-- Begin MATERIAL TO PROCESS --

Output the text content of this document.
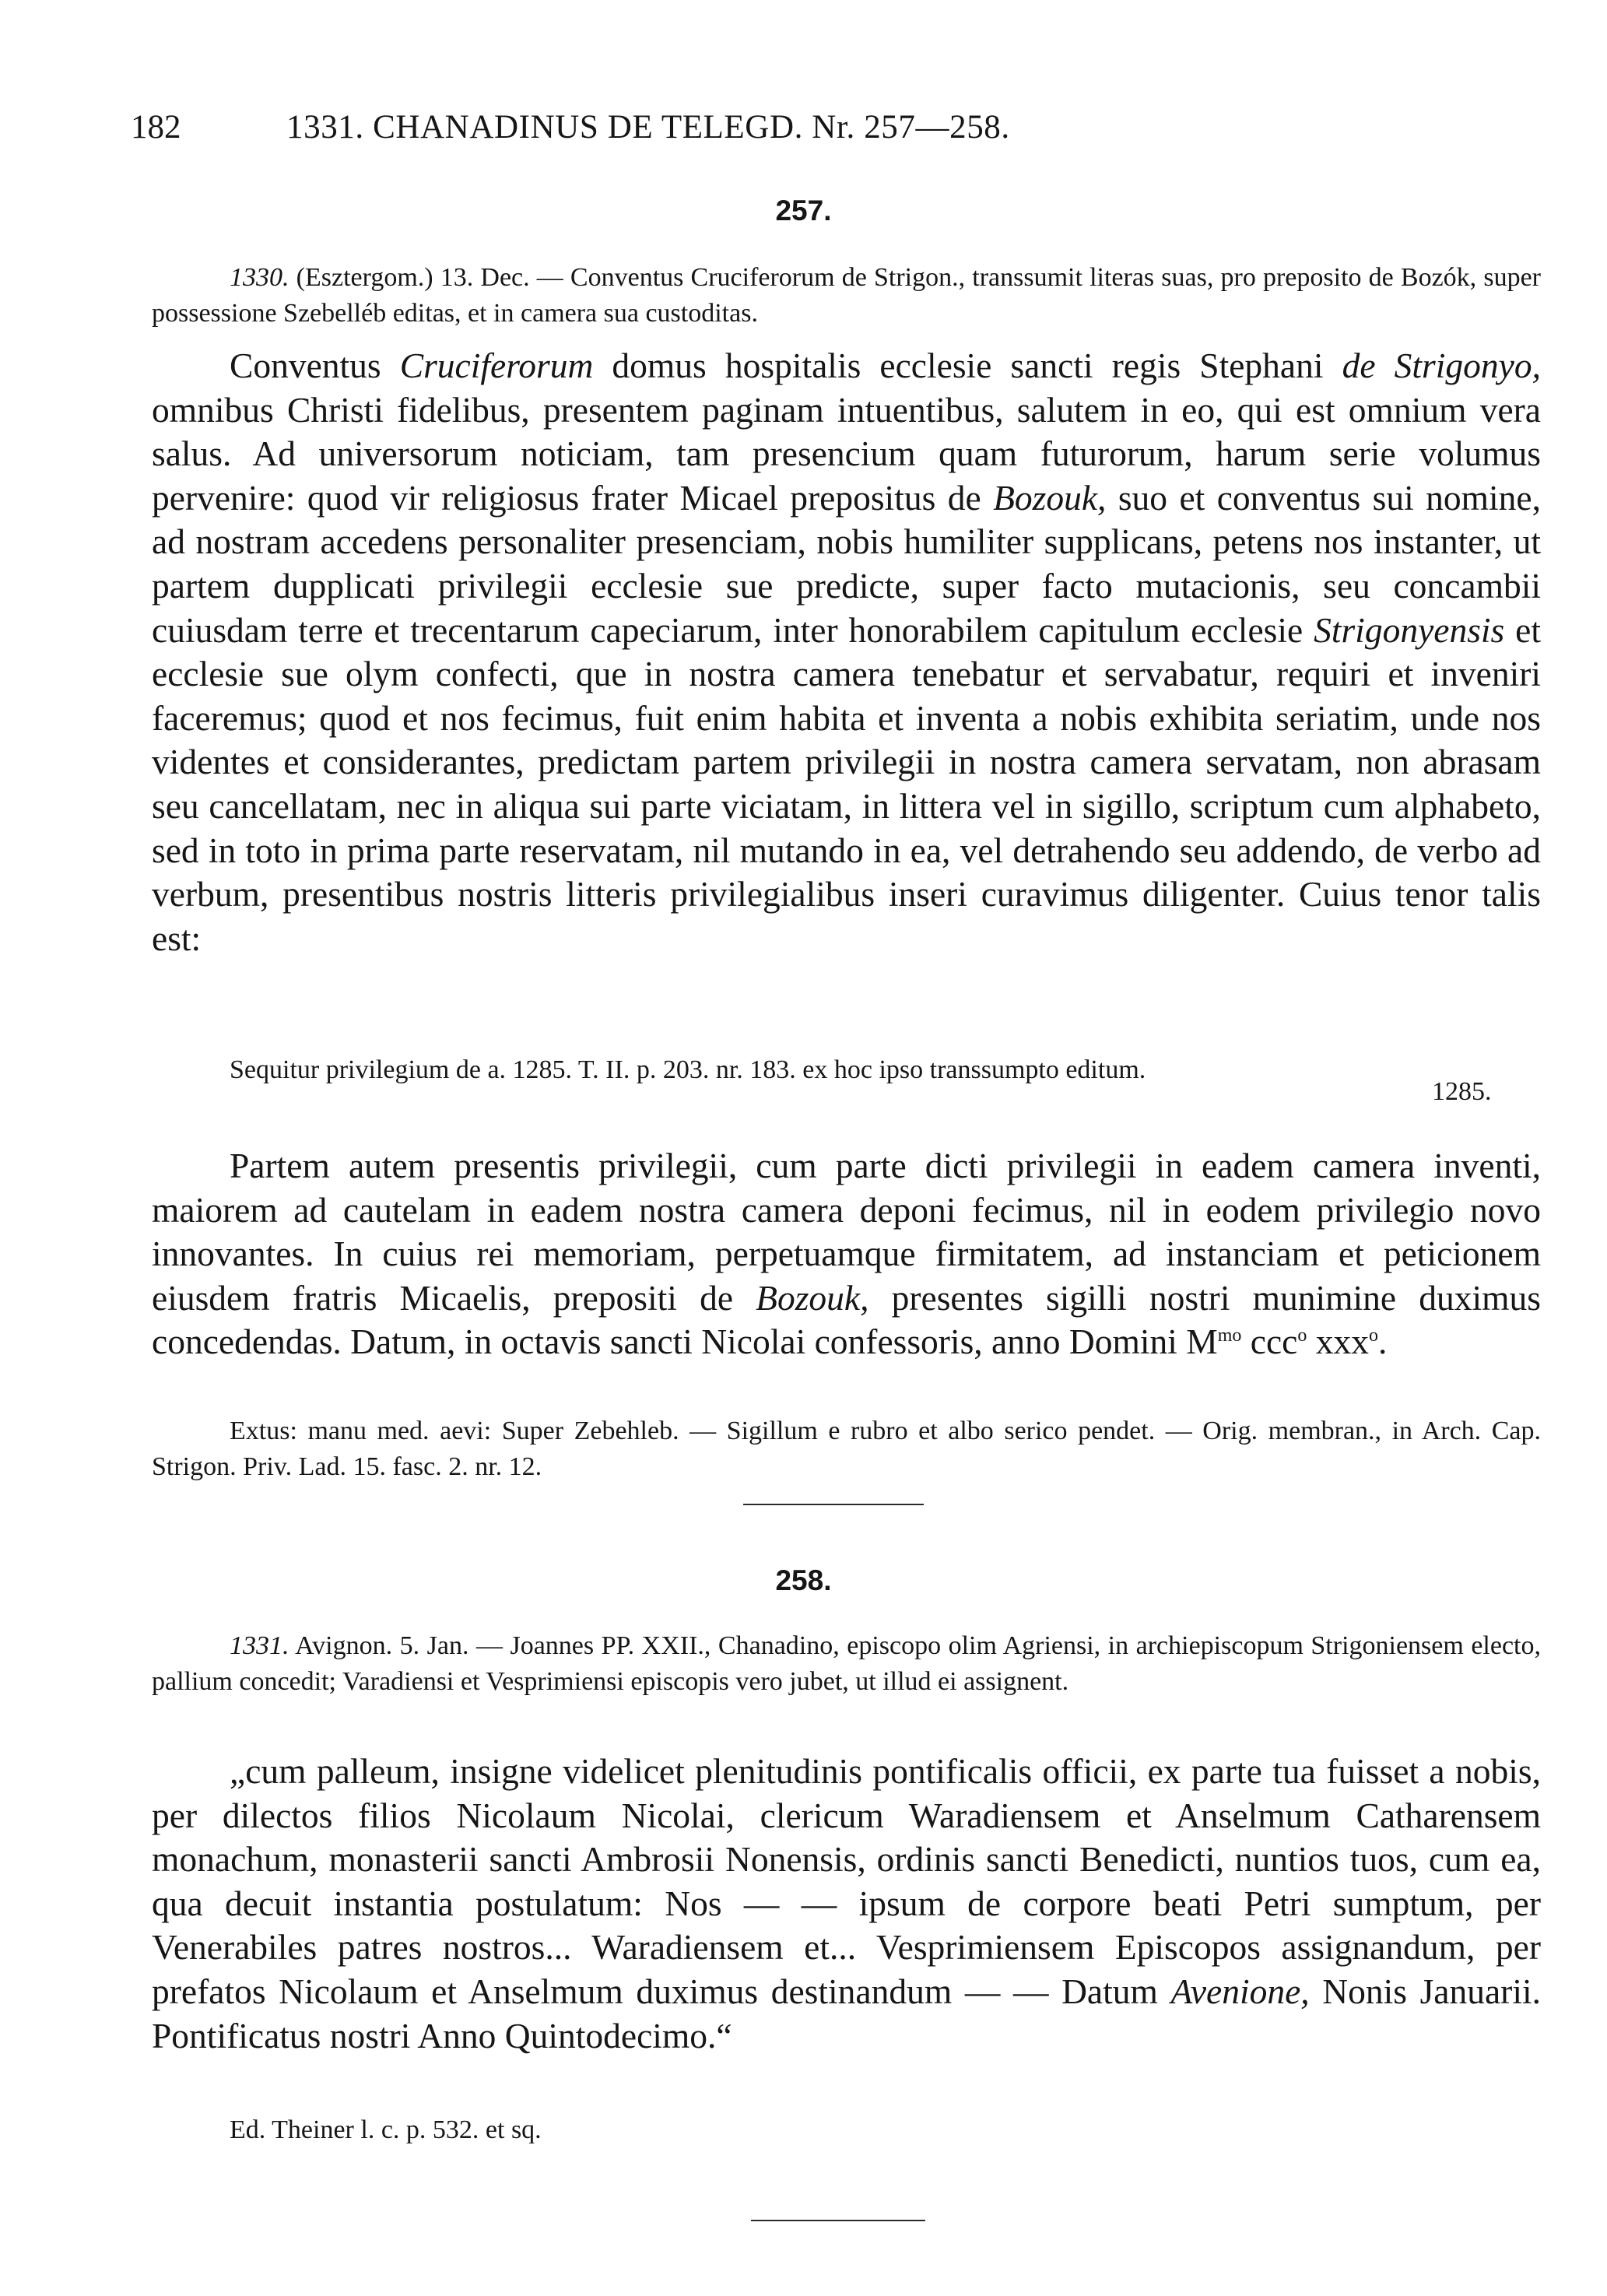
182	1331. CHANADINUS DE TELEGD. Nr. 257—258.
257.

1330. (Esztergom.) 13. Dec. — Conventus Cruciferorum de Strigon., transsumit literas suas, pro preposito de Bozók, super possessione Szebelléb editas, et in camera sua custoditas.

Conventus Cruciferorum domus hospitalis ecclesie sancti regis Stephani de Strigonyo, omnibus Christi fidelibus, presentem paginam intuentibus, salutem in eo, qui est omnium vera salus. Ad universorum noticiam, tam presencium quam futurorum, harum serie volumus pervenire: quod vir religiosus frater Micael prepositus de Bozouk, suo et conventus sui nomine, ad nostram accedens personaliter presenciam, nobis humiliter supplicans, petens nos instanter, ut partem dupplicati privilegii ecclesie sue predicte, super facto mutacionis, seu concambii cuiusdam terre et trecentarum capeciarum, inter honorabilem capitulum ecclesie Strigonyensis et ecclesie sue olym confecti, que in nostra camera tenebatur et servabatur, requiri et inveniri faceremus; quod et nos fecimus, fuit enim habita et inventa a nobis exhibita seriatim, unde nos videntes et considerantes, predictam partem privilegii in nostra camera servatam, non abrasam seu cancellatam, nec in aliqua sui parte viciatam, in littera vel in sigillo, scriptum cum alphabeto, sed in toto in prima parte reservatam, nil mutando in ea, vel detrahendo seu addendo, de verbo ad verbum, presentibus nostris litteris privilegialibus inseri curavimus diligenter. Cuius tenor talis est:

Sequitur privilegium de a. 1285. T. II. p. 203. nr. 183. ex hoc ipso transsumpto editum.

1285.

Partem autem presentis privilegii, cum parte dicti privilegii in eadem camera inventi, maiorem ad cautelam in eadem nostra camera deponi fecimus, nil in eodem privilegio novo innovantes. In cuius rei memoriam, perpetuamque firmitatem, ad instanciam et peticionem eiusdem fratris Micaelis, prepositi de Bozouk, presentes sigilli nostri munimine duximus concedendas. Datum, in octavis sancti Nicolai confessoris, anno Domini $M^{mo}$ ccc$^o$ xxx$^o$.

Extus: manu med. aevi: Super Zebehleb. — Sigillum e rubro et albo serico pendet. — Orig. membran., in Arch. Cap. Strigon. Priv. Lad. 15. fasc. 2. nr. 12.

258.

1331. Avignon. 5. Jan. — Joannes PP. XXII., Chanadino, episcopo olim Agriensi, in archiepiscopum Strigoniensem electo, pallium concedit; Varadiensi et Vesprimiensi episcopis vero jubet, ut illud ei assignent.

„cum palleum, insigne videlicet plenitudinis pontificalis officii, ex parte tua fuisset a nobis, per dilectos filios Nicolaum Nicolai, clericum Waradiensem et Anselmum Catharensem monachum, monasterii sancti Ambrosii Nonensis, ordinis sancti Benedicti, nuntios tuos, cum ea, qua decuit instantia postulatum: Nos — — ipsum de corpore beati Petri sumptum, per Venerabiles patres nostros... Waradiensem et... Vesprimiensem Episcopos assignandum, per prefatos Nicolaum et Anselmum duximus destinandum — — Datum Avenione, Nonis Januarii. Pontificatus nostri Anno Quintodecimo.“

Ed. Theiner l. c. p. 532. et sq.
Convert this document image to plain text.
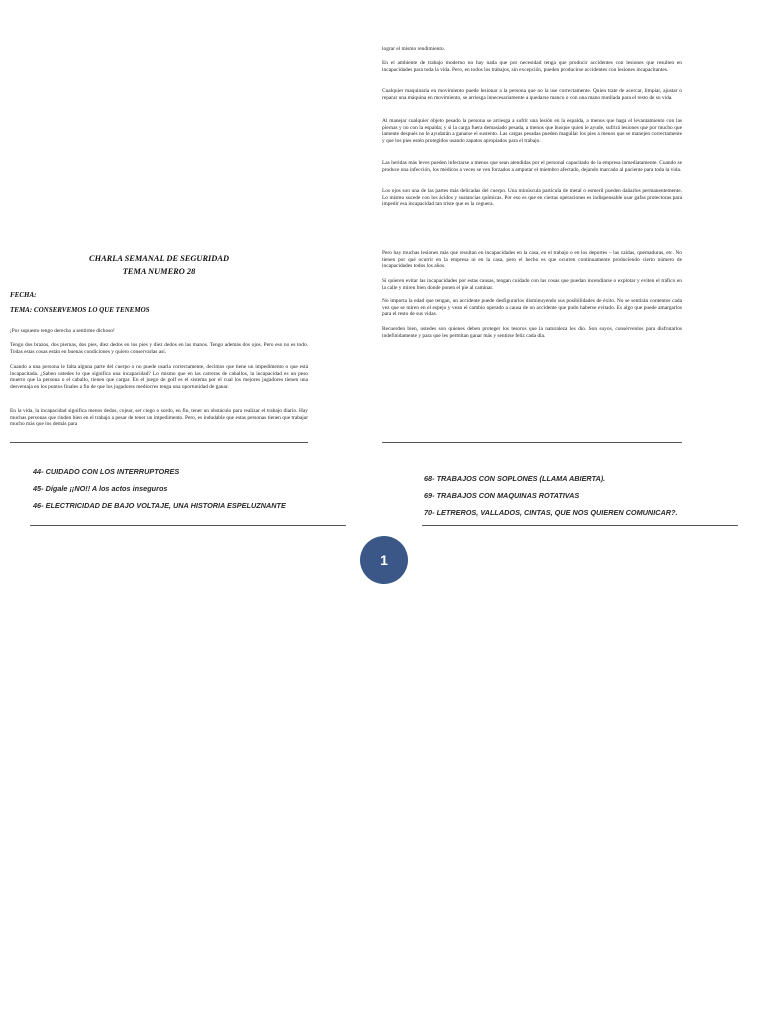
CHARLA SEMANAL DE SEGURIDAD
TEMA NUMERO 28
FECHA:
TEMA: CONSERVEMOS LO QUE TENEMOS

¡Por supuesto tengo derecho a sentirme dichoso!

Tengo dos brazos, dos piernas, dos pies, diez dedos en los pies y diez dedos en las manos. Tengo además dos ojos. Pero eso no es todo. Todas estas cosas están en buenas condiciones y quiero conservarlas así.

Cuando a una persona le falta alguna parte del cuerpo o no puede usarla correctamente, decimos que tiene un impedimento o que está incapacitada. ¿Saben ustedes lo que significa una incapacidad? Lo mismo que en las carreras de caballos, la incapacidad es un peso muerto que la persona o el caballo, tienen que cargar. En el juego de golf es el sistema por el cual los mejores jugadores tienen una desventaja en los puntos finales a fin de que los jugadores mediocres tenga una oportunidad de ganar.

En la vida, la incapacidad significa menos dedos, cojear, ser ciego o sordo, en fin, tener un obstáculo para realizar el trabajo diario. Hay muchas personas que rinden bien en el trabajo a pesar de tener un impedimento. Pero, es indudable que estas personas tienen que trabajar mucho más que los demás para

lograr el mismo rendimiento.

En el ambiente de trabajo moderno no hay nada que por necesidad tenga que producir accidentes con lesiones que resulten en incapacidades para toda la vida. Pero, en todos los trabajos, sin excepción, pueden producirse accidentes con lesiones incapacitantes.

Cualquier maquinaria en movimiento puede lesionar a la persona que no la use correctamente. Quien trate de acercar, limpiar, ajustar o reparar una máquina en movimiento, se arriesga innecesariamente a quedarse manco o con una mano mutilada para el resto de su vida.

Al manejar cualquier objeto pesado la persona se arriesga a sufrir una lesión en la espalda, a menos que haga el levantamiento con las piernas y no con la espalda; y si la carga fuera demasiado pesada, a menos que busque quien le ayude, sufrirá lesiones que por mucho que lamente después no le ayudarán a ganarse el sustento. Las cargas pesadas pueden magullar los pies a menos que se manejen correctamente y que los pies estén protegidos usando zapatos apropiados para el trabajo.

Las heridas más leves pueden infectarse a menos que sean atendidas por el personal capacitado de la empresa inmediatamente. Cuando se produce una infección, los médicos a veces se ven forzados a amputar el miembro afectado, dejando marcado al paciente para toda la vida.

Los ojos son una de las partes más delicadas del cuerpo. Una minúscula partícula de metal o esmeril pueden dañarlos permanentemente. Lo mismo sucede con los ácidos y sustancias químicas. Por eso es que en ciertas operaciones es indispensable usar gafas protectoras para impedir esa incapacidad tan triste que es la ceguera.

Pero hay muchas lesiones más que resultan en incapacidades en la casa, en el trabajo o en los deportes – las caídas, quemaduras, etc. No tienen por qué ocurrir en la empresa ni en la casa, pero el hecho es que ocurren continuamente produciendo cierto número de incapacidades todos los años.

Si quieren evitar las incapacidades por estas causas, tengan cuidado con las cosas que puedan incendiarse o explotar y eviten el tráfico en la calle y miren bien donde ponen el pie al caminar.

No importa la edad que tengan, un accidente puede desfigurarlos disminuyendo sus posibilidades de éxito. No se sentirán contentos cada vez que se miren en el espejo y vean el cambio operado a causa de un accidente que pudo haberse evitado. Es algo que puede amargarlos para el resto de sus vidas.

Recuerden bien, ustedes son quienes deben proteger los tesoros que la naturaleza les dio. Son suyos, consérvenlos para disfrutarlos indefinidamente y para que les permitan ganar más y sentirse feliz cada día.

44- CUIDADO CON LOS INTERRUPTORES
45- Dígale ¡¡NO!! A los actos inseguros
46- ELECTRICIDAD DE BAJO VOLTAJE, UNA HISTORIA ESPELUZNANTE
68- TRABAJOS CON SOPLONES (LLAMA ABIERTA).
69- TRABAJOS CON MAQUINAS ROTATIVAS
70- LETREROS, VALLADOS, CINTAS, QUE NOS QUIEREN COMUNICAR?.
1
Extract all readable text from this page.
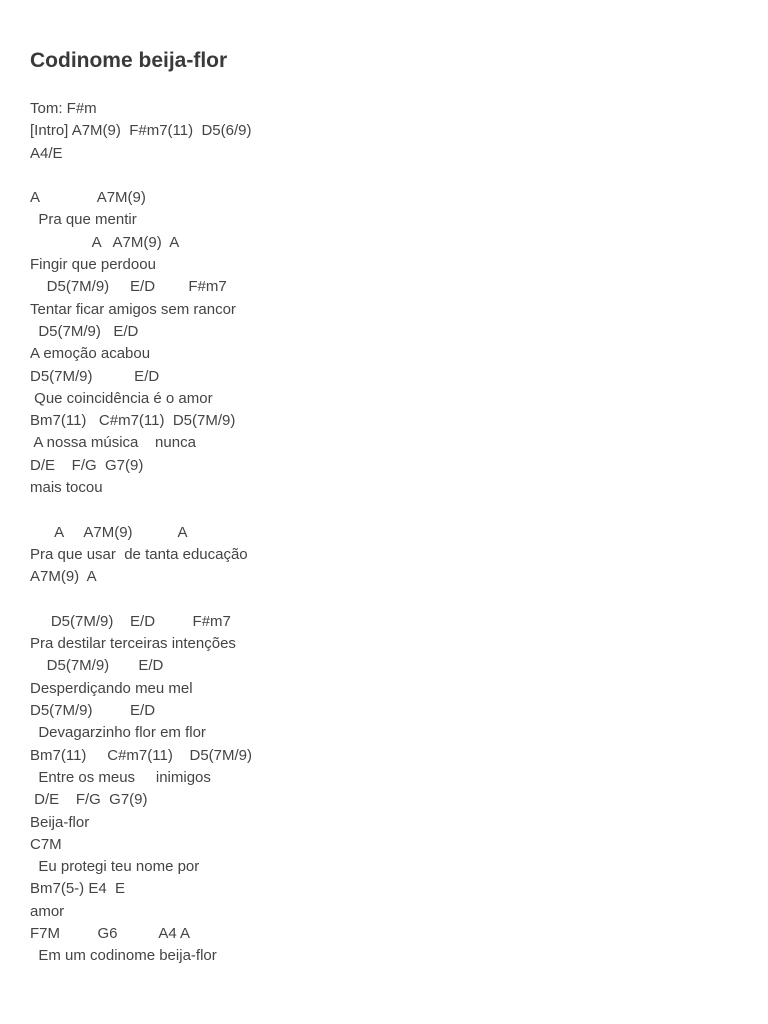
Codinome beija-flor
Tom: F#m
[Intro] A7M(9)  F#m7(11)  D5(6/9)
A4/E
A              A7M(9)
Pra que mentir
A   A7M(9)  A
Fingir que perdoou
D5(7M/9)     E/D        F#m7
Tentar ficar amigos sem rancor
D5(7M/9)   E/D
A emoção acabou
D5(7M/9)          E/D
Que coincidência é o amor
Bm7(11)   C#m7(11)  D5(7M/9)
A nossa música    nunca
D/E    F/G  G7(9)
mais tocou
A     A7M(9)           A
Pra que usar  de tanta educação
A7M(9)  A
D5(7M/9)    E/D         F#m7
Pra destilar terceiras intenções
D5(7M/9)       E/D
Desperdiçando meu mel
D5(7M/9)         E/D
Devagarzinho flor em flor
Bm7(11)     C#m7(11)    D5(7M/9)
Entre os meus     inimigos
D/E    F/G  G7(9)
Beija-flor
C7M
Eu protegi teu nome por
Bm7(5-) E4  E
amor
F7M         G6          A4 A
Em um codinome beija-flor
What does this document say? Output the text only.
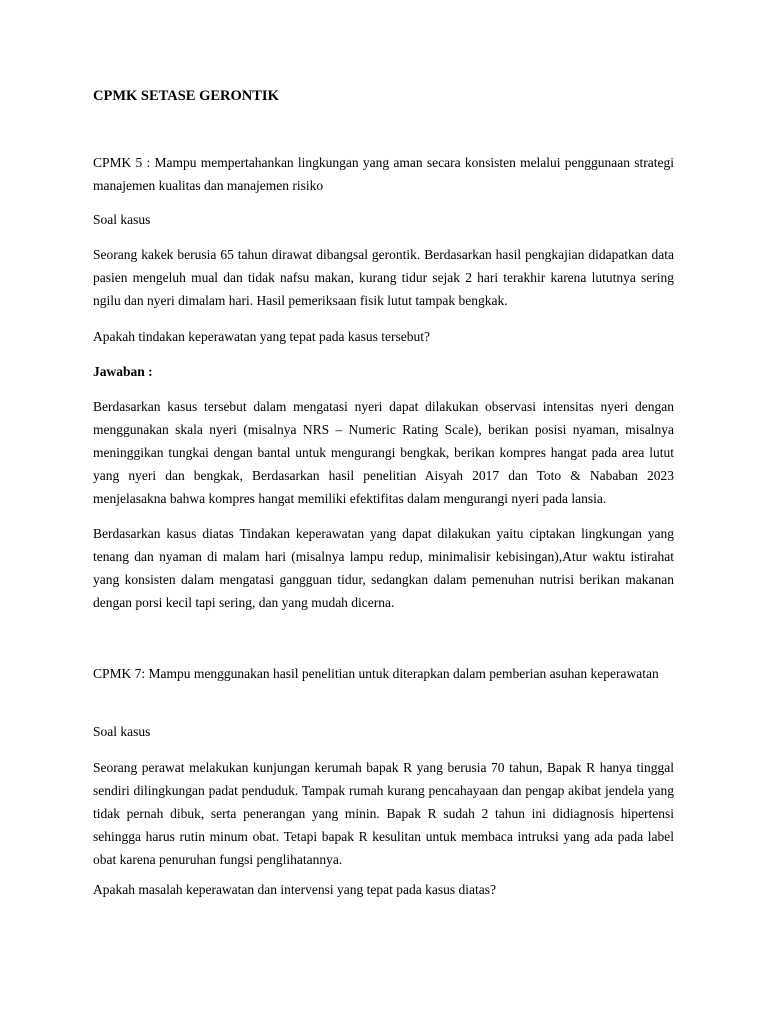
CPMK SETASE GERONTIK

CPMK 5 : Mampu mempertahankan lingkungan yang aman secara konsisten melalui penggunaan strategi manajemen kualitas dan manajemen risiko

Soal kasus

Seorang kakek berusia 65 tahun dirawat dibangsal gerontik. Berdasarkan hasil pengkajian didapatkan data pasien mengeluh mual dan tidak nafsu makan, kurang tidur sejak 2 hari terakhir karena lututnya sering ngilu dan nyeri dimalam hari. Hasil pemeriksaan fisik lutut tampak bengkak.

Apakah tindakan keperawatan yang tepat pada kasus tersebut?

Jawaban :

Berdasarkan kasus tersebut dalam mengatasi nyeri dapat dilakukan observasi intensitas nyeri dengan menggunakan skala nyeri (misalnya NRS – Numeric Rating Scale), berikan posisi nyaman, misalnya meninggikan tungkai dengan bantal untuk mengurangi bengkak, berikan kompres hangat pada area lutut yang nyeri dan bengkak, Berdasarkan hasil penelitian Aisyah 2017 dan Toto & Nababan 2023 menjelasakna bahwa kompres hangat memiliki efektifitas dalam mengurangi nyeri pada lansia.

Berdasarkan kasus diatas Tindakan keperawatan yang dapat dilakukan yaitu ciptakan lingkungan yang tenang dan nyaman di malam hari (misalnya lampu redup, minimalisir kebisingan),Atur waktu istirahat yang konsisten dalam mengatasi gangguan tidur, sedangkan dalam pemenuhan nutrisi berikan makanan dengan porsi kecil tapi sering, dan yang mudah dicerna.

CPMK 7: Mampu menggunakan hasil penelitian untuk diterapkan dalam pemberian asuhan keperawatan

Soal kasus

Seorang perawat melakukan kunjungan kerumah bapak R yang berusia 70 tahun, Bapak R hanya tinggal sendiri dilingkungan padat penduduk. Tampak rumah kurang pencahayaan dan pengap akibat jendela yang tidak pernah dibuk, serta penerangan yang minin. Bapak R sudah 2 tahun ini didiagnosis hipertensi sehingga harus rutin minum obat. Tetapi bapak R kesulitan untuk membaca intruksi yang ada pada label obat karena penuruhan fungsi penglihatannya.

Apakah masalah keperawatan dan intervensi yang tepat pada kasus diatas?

-- End MATERIAL TO PROCESS --

**WRITTEN EXERCISE:** Determine the count of lines in the data above with the string "pies" in them, and give that count alone.

**COMPLETED EXERCISE:** 2